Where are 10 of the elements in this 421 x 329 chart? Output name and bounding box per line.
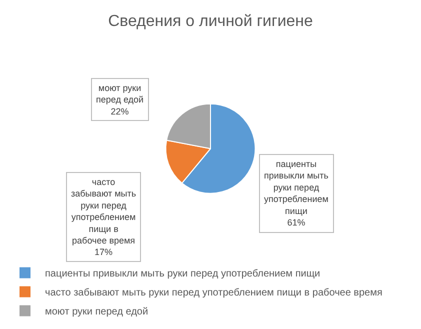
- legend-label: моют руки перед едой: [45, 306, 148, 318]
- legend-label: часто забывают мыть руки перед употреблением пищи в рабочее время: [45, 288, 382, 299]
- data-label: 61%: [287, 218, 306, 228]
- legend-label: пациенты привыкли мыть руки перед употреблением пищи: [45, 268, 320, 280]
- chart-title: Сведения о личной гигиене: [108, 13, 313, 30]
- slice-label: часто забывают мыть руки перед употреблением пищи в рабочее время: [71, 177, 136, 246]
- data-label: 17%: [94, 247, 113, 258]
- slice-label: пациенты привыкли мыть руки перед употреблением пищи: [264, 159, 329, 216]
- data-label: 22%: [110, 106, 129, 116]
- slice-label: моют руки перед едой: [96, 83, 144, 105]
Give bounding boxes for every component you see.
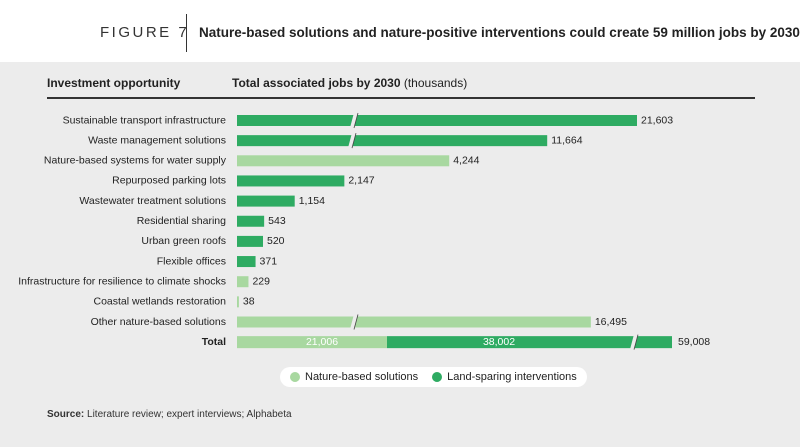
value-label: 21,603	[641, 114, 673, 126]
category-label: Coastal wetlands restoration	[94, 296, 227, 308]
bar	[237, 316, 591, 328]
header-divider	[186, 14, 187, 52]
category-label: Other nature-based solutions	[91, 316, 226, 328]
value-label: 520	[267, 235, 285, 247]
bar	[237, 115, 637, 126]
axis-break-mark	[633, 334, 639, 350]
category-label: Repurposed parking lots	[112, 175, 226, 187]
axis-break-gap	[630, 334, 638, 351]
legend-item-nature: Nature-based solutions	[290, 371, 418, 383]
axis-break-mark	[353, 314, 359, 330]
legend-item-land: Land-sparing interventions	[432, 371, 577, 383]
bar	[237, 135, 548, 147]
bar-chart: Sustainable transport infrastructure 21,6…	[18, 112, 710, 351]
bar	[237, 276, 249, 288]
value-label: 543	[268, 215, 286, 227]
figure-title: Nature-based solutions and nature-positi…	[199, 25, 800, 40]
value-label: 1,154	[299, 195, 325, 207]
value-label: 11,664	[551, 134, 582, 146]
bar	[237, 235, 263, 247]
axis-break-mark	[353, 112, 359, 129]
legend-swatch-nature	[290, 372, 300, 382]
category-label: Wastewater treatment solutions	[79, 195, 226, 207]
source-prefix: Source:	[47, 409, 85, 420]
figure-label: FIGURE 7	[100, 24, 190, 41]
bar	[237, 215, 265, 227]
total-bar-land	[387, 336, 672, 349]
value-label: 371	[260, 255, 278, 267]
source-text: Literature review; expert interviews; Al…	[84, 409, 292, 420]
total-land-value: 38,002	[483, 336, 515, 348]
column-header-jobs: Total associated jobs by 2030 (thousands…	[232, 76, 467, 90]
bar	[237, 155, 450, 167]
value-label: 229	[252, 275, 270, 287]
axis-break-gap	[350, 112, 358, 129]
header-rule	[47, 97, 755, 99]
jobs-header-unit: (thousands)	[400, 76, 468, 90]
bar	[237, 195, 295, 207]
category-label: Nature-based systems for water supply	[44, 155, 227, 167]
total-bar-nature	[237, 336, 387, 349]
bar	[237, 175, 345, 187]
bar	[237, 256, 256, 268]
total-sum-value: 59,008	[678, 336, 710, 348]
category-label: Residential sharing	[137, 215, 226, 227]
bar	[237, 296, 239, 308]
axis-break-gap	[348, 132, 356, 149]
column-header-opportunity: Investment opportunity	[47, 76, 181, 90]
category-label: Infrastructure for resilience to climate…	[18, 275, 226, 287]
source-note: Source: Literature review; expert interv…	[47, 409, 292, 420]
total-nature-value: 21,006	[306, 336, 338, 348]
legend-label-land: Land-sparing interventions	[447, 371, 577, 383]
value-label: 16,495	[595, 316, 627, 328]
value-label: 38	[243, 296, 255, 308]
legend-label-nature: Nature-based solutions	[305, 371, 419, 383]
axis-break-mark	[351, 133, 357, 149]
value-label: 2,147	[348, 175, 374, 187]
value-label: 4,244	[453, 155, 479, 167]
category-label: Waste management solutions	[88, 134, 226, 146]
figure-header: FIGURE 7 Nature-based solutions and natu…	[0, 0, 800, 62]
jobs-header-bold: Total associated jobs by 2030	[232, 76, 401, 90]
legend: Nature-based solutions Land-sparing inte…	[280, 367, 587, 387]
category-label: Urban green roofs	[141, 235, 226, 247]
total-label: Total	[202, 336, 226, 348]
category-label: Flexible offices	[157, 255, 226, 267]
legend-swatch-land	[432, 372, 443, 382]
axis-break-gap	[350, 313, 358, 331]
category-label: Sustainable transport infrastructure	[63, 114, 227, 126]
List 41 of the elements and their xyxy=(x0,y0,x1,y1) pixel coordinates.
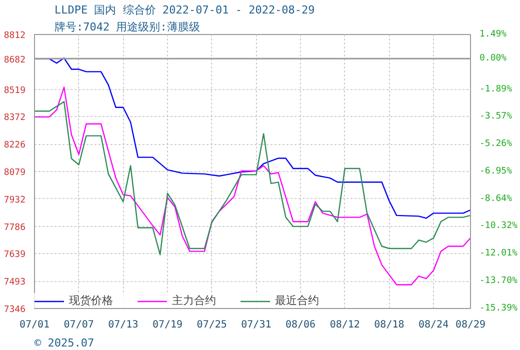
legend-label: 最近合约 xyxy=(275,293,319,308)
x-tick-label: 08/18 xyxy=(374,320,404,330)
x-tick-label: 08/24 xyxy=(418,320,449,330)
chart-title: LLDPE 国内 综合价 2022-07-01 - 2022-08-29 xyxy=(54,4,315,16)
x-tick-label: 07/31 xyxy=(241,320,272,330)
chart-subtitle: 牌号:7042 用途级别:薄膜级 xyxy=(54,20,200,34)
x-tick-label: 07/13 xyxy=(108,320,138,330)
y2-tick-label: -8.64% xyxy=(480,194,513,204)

────────────────

**Work to complete**
Copy all the records again, renaming "category-label" to "category-name" everywhere it appears and changing nothing else. Leave the pictures out.

**The output**
Where are 10 of the elements in this 421 x 329 chart? Output name and bounding box per line.
- legend-label: моют руки перед едой: [45, 306, 148, 318]
- legend-label: часто забывают мыть руки перед употреблением пищи в рабочее время: [45, 288, 382, 299]
- data-label: 61%: [287, 218, 306, 228]
- legend-label: пациенты привыкли мыть руки перед употреблением пищи: [45, 268, 320, 280]
- chart-title: Сведения о личной гигиене: [108, 13, 313, 30]
- slice-label: часто забывают мыть руки перед употреблением пищи в рабочее время: [71, 177, 136, 246]
- data-label: 17%: [94, 247, 113, 258]
- slice-label: пациенты привыкли мыть руки перед употреблением пищи: [264, 159, 329, 216]
- data-label: 22%: [110, 106, 129, 116]
- slice-label: моют руки перед едой: [96, 83, 144, 105]
Give bounding boxes for every component you see.
value-label: 21,603	[641, 114, 673, 126]
category-name: Coastal wetlands restoration	[94, 296, 227, 308]
bar	[237, 316, 591, 328]
header-divider	[186, 14, 187, 52]
category-name: Other nature-based solutions	[91, 316, 226, 328]
value-label: 520	[267, 235, 285, 247]
bar	[237, 115, 637, 126]
axis-break-mark	[633, 334, 639, 350]
category-name: Repurposed parking lots	[112, 175, 226, 187]
axis-break-gap	[630, 334, 638, 351]
legend-item-nature: Nature-based solutions	[290, 371, 418, 383]
axis-break-mark	[353, 314, 359, 330]
legend-item-land: Land-sparing interventions	[432, 371, 577, 383]
bar	[237, 135, 548, 147]
bar-chart: Sustainable transport infrastructure 21,6…	[18, 112, 710, 351]
bar	[237, 276, 249, 288]
value-label: 543	[268, 215, 286, 227]
figure-title: Nature-based solutions and nature-positi…	[199, 25, 800, 40]
value-label: 1,154	[299, 195, 325, 207]
value-label: 11,664	[551, 134, 582, 146]
bar	[237, 235, 263, 247]
axis-break-mark	[353, 112, 359, 129]
legend-swatch-nature	[290, 372, 300, 382]
category-name: Wastewater treatment solutions	[79, 195, 226, 207]
source-prefix: Source:	[47, 409, 85, 420]
figure-label: FIGURE 7	[100, 24, 190, 41]
bar	[237, 215, 265, 227]
total-bar-land	[387, 336, 672, 349]
value-label: 371	[260, 255, 278, 267]
source-text: Literature review; expert interviews; Al…	[84, 409, 292, 420]
total-land-value: 38,002	[483, 336, 515, 348]
column-header-jobs: Total associated jobs by 2030 (thousands…	[232, 76, 467, 90]
bar	[237, 155, 450, 167]
value-label: 229	[252, 275, 270, 287]
axis-break-gap	[350, 112, 358, 129]
header-rule	[47, 97, 755, 99]
jobs-header-unit: (thousands)	[400, 76, 468, 90]
bar	[237, 195, 295, 207]
category-name: Nature-based systems for water supply	[44, 155, 227, 167]
total-bar-nature	[237, 336, 387, 349]
bar	[237, 175, 345, 187]
bar	[237, 256, 256, 268]
total-sum-value: 59,008	[678, 336, 710, 348]
category-name: Residential sharing	[137, 215, 226, 227]
bar	[237, 296, 239, 308]
axis-break-gap	[348, 132, 356, 149]
column-header-opportunity: Investment opportunity	[47, 76, 181, 90]
category-name: Infrastructure for resilience to climate…	[18, 275, 226, 287]
source-note: Source: Literature review; expert interv…	[47, 409, 292, 420]
total-nature-value: 21,006	[306, 336, 338, 348]
legend-label-land: Land-sparing interventions	[447, 371, 577, 383]
value-label: 16,495	[595, 316, 627, 328]
value-label: 38	[243, 296, 255, 308]
legend-label-nature: Nature-based solutions	[305, 371, 419, 383]
axis-break-mark	[351, 133, 357, 149]
value-label: 2,147	[348, 175, 374, 187]
value-label: 4,244	[453, 155, 479, 167]
category-name: Waste management solutions	[88, 134, 226, 146]
figure-header: FIGURE 7 Nature-based solutions and natu…	[0, 0, 800, 62]
jobs-header-bold: Total associated jobs by 2030	[232, 76, 401, 90]
legend: Nature-based solutions Land-sparing inte…	[280, 367, 587, 387]
category-name: Urban green roofs	[141, 235, 226, 247]
total-label: Total	[202, 336, 226, 348]
category-name: Flexible offices	[157, 255, 226, 267]
legend-swatch-land	[432, 372, 443, 382]
axis-break-gap	[350, 313, 358, 331]
category-name: Sustainable transport infrastructure	[63, 114, 227, 126]
List 41 of the elements and their xyxy=(x0,y0,x1,y1) pixel coordinates.
legend-label: 最近合约 xyxy=(275,293,319,308)
x-tick-label: 08/18 xyxy=(374,320,404,330)
x-tick-label: 08/24 xyxy=(418,320,449,330)
chart-title: LLDPE 国内 综合价 2022-07-01 - 2022-08-29 xyxy=(54,4,315,16)
x-tick-label: 07/31 xyxy=(241,320,272,330)
chart-subtitle: 牌号:7042 用途级别:薄膜级 xyxy=(54,20,200,34)
x-tick-label: 07/13 xyxy=(108,320,138,330)
y2-tick-label: -8.64% xyxy=(480,194,513,204)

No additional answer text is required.